YOUR TASKS.
A) Using the review of the Staged exhibition, explain in one to three sentences what gives the imagery of "The Returner" its bizarre surrealism.
B) Resume the review of the Staged exhibition from the point where it stops.

SOURCE EXTRACT.
────

ÆQAI

Staged at Manifest Gallery

Marlene Steele

A small thematic exhibition entitled Staged was a call for artwork made under direction, with meticulous planning “and a significant degree of control” with no dictates on the final mediums. Interesting responses in several inventive mediums including (but not all) sculptural collage, ink jet printing and painting are represented. Under the significant condition of control, the posing and selection of elements may or may not speak to a truth or reflect a cherish artist bias, even though the various dictated selection processes telling them are artificial and arranged.

“The Returner” Archival Ink Jet Print by Tuan Bui

“The Returner” by Tuan Bui projects a family narrative in which the circumstances and setting   are not a probable context for the action which is also strangely improbable. The large ink jet print depicts perhaps a modern family in a pieta scenario. 

In the setting of a typical family bath, ephemera clutters every surface, and of the two same-sized casement windows, one has no handle. Contrasting patterns of wall paper and large floor tiling as bathwall wainscoting conclude with the smaller turquoise tiled wall of the bath where the action transpires. A curious action unfolds: the full bearded dark haired young man, hirsute and nearly nude, lies prone on the tiled floor of a family bath and stares upward with eyes fixed.The older man with light thinning hair, obviously of a previous generation, gently supports the prone upper body in its inanimate state. A scoop of vanilla ice cream melting on the prone man’s stomach as the mother figure persists with a spoonful of ice-cream near his half open mouth. 

The focus on this action centers on the intensive attention of the two adult heads, both be- speckled, on the fixed open eye expression (or lack thereof) solidly framed with centerparted hair and facial growth. The chroma saturation of the ink jet print and high definition detail lend a bizarre surrealism to the imagery.

“A Dark Year” Painting by Robert Schefman

Competing on the opposite wall is a large painting of a darkly depicted dramatic tragedy.

────

Structured page parsing data
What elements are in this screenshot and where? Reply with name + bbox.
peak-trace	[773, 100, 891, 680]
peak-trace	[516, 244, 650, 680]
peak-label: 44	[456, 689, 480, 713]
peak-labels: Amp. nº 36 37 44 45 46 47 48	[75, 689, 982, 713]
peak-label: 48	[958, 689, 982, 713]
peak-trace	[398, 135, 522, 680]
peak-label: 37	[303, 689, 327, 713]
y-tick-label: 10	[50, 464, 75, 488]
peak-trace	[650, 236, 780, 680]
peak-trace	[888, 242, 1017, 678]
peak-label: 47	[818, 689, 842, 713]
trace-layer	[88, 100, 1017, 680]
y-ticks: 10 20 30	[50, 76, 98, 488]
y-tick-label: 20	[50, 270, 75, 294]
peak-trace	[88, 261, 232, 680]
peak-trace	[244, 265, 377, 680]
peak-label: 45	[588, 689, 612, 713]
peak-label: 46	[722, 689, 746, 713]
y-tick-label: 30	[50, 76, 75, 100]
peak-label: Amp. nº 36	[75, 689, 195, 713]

────

ANSWER LIST.
A) The review attributes the bizarre surrealism of "The Returner" to two qualities of the ink jet print: its chroma saturation and its high definition detail.

B)
A woman in mourning white is posed on bended knee at the side of a crimson-draped horizontal surface on which a similar young woman is laid out as if deceased. Her black shift is belted with a man’s woven leather belt. Both faces obscured, one by gesture and one turned to the dark recesses.The relationship of the individuals is not apparent, there are no rings or symbolic tattoos.The viewer is denied any concrete clues as to the tragic demise or the setting itself which is obscured by a mysterious dark gloom which envelops the spotlight on the two figures. Only by way of the title, could one assume the scenario expresses current social trauma related to Covid loss.

“Angel of God.” by Gary Sczerbaniewicz

Catastrophic loss is alluded to in the fragmented remains of a simple domicile. This wall hanging depicts the remains of a 3 panel lattice construction with patterned wall paper interior in a dried blood red, each with a single four pane double hung window.The laid wood flooring with inlaid pattern on the perimeter is inset with the decorative detailing of a forced air vent before each window. A long yellow tongue of subsurface pine drops away into your imagined abyss with dangling ductwork corresponding to each of the forced air vents. A crimson lazyboy is about to slip off the remnant of sub-flooring and is flagged by a crumpled banner of olive green, a chilling remembrance of the comfort of even the humblest abode.